Entries from a dataset:

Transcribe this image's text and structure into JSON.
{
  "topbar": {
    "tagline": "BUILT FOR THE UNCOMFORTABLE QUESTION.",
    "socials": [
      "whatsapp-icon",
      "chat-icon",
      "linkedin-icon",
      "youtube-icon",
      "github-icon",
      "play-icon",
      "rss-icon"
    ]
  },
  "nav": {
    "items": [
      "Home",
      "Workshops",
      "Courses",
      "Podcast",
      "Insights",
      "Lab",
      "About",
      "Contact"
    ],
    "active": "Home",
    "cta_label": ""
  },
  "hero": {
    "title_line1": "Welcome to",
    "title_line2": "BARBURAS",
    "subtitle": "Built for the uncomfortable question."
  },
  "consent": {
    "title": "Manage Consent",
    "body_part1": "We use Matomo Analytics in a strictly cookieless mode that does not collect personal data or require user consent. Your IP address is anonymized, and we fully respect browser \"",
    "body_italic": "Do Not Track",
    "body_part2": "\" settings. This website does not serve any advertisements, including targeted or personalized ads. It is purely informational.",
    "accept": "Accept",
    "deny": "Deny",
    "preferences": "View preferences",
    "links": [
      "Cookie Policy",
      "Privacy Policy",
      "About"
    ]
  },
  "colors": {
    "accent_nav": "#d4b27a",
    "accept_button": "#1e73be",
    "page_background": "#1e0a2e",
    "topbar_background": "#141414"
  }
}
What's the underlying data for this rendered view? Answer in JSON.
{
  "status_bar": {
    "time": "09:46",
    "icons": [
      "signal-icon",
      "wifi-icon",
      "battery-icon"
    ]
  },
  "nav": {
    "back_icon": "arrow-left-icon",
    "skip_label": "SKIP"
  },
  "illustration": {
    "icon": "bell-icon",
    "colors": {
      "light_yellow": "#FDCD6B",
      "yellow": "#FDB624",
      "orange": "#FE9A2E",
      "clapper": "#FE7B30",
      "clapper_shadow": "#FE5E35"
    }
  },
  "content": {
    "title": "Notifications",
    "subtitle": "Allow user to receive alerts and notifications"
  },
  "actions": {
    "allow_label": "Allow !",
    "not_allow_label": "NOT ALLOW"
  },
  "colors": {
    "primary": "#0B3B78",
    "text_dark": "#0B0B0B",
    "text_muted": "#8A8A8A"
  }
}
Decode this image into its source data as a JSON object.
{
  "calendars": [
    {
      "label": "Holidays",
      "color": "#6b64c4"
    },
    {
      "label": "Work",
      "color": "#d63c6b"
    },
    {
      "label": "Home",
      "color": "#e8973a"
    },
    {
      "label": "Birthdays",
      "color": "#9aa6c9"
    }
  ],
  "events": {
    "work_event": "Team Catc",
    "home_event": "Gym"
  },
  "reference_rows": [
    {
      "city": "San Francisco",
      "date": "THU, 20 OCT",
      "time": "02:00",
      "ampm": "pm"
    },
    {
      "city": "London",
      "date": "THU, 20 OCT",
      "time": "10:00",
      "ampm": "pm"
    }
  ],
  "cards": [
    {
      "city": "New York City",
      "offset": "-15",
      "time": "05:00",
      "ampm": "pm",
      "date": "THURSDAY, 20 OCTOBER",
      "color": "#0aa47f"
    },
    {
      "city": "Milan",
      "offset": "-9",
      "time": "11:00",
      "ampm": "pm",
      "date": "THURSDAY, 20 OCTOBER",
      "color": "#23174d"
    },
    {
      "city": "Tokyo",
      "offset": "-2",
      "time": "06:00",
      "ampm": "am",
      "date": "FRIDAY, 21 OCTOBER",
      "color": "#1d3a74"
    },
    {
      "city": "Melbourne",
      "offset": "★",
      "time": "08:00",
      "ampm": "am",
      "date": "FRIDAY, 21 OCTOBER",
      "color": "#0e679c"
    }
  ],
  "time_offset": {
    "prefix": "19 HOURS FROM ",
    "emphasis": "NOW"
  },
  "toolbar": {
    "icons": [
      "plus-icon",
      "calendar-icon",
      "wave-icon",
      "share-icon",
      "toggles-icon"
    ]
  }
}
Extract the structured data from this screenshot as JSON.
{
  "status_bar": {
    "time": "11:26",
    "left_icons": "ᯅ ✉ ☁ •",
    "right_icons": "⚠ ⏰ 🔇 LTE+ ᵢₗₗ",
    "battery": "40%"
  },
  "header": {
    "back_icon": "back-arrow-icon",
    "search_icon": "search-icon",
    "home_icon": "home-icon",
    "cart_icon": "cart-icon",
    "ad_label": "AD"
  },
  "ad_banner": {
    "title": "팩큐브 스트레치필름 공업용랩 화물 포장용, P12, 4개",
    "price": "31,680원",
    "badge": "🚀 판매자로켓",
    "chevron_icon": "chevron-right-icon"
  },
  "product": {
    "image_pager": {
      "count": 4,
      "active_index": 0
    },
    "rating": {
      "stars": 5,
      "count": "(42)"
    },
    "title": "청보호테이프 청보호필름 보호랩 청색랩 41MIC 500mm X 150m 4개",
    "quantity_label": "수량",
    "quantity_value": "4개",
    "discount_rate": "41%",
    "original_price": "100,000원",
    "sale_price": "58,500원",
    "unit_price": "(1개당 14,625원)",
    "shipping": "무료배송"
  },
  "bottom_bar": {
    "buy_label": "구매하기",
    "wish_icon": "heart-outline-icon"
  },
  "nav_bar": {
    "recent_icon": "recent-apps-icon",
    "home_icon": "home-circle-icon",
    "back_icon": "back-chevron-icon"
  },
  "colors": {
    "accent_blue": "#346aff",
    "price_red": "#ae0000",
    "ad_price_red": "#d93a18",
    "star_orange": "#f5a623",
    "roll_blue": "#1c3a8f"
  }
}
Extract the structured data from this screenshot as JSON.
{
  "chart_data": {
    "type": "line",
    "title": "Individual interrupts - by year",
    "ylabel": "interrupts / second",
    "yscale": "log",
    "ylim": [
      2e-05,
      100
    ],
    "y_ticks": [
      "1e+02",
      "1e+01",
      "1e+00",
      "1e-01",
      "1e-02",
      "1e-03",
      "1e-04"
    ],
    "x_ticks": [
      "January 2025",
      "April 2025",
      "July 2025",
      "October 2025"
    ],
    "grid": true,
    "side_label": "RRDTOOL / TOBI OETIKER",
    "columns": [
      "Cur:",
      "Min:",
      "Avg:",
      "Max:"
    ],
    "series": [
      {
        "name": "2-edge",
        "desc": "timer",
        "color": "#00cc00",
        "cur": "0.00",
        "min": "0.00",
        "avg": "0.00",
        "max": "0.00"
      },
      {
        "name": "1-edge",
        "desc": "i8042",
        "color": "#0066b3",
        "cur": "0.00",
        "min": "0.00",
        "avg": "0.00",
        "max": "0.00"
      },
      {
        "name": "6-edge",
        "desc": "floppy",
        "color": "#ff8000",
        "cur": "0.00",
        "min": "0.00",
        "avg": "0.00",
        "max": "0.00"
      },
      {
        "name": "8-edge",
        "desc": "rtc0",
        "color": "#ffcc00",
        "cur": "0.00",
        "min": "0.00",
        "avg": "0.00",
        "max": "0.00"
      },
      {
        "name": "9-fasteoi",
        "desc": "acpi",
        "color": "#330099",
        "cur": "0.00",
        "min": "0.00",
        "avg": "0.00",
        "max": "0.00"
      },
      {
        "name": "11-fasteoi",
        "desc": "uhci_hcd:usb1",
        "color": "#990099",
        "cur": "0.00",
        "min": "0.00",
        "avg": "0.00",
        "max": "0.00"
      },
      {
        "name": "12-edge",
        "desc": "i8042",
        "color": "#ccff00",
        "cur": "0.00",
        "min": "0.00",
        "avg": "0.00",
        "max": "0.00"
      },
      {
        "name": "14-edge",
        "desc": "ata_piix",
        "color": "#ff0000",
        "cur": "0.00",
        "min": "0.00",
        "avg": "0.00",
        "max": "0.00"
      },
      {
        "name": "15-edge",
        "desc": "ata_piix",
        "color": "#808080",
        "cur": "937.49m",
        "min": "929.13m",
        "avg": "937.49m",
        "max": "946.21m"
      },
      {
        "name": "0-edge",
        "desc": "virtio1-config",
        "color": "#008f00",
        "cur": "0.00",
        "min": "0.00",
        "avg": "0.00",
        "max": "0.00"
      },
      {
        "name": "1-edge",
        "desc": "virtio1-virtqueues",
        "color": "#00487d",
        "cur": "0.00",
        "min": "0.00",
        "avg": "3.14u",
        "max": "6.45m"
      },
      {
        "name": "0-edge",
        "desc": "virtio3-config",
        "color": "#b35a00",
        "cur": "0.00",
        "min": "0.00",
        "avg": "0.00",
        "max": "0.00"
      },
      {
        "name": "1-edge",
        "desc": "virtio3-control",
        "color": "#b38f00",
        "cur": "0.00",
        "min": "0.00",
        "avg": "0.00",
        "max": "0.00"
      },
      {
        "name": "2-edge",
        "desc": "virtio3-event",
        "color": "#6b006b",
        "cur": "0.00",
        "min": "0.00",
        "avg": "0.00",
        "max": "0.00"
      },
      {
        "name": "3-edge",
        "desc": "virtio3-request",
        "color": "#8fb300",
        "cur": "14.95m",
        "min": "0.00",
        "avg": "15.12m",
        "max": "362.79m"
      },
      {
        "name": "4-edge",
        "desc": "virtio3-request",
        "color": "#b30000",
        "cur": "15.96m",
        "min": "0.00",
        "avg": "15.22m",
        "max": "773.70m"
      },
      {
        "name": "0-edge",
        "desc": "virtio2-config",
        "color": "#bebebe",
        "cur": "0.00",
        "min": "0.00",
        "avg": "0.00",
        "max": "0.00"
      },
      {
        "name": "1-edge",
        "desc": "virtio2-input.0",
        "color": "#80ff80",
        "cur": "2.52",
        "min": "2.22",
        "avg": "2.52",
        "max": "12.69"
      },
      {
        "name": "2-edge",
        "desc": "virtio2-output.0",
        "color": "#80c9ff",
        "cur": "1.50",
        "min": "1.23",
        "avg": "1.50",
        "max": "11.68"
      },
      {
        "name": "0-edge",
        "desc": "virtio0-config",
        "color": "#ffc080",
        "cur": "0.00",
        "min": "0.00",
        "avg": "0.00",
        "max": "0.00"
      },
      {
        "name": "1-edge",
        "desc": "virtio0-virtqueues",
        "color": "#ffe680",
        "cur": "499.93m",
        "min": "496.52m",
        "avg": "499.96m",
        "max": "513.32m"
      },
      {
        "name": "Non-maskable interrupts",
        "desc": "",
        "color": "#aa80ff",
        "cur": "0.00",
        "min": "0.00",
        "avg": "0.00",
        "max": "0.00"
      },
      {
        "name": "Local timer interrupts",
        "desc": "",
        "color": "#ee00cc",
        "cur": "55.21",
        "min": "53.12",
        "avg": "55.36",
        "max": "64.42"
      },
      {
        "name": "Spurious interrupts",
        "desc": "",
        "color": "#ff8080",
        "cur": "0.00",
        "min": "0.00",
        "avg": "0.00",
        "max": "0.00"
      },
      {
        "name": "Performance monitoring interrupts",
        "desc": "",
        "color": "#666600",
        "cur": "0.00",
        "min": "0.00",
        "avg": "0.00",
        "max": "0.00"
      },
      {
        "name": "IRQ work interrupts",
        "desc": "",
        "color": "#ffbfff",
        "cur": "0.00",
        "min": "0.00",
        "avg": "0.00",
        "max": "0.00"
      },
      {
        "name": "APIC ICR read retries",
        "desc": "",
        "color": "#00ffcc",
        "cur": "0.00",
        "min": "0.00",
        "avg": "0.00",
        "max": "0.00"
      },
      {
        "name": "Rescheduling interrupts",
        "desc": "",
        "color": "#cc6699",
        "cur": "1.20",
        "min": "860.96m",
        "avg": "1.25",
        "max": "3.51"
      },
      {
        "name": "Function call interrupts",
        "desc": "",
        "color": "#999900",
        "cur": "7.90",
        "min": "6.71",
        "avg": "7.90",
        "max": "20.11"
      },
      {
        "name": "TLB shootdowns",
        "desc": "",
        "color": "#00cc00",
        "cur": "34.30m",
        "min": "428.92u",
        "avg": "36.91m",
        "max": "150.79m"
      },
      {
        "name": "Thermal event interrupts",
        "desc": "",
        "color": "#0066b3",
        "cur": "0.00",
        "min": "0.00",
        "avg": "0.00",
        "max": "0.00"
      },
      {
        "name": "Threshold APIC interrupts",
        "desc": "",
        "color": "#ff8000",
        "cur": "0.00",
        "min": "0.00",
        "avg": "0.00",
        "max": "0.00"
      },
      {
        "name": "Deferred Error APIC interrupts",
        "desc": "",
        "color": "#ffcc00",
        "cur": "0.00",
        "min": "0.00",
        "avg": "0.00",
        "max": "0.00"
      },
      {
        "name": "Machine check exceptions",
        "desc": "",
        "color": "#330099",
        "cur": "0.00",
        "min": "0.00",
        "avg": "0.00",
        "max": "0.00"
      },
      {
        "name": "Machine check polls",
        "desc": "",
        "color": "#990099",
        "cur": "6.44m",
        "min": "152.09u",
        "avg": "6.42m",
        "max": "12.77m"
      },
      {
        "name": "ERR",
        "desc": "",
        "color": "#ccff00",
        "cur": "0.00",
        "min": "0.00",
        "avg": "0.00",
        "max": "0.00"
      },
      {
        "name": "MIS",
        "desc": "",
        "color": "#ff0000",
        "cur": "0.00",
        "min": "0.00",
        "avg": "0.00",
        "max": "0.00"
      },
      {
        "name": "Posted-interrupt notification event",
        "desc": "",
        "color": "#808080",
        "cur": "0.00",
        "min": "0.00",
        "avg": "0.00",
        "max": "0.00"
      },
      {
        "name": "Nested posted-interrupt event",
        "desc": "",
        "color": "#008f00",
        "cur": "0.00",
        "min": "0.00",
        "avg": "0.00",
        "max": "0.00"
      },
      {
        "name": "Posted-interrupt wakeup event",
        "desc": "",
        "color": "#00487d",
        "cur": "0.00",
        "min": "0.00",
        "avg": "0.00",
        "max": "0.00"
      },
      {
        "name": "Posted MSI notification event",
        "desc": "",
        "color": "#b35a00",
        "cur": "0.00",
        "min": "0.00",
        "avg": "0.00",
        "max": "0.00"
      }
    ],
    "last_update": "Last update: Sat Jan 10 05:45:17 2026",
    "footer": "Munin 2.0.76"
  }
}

What you should do: From the listing above, copy every line that includes the word "config".

Correct response:
        "desc": "virtio1-config",
        "desc": "virtio3-config",
        "desc": "virtio2-config",
        "desc": "virtio0-config",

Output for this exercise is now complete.